--- begin ---

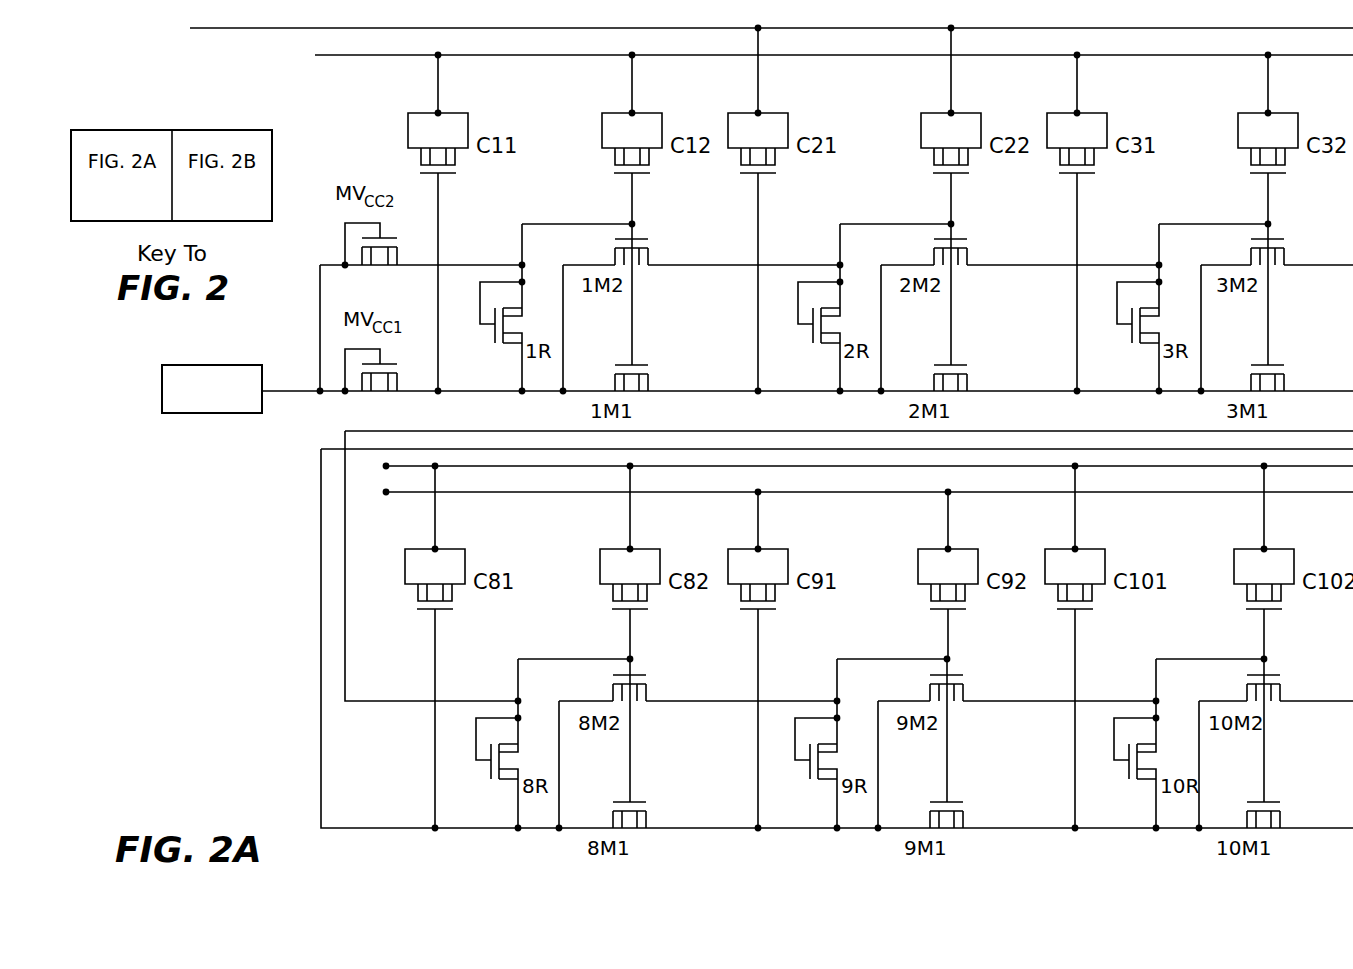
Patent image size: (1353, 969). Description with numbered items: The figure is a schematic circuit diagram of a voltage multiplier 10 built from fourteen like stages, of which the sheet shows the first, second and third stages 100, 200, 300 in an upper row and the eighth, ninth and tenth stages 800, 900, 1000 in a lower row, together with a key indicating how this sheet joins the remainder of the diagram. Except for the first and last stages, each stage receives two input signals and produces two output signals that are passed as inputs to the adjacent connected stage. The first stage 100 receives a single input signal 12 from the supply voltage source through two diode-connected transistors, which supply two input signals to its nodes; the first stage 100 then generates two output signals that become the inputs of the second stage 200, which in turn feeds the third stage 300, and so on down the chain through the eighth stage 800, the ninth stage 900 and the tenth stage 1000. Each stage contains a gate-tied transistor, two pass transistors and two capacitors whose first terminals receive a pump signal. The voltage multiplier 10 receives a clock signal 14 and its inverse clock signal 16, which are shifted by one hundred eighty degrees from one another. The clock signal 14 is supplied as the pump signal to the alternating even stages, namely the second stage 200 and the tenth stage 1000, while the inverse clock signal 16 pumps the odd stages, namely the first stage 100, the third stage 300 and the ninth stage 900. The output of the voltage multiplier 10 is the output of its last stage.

The voltage multiplier 10 is at (266, 566).
The input signal 12 is at (246, 413).
The clock signal CLK 14 is at (217, 28).
The inverse clock signal 16 is at (348, 55).
The first stage 100 is at (577, 209).
The second stage 200 is at (895, 209).
The third stage 300 is at (1213, 209).
The eighth stage 800 is at (574, 645).
The ninth stage 900 is at (892, 645).
The tenth stage 1000 is at (1210, 644).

--- end ---

AIM -> Reproduce every row above word for word, leaving out the pictures.

ANSWER TO THIS EXERCISE ->
Patent image size: (1353, 969). Description with numbered items: The figure is a schematic circuit diagram of a voltage multiplier 10 built from fourteen like stages, of which the sheet shows the first, second and third stages 100, 200, 300 in an upper row and the eighth, ninth and tenth stages 800, 900, 1000 in a lower row, together with a key indicating how this sheet joins the remainder of the diagram. Except for the first and last stages, each stage receives two input signals and produces two output signals that are passed as inputs to the adjacent connected stage. The first stage 100 receives a single input signal 12 from the supply voltage source through two diode-connected transistors, which supply two input signals to its nodes; the first stage 100 then generates two output signals that become the inputs of the second stage 200, which in turn feeds the third stage 300, and so on down the chain through the eighth stage 800, the ninth stage 900 and the tenth stage 1000. Each stage contains a gate-tied transistor, two pass transistors and two capacitors whose first terminals receive a pump signal. The voltage multiplier 10 receives a clock signal 14 and its inverse clock signal 16, which are shifted by one hundred eighty degrees from one another. The clock signal 14 is supplied as the pump signal to the alternating even stages, namely the second stage 200 and the tenth stage 1000, while the inverse clock signal 16 pumps the odd stages, namely the first stage 100, the third stage 300 and the ninth stage 900. The output of the voltage multiplier 10 is the output of its last stage.

The voltage multiplier 10 is at (266, 566).
The input signal 12 is at (246, 413).
The clock signal CLK 14 is at (217, 28).
The inverse clock signal 16 is at (348, 55).
The first stage 100 is at (577, 209).
The second stage 200 is at (895, 209).
The third stage 300 is at (1213, 209).
The eighth stage 800 is at (574, 645).
The ninth stage 900 is at (892, 645).
The tenth stage 1000 is at (1210, 644).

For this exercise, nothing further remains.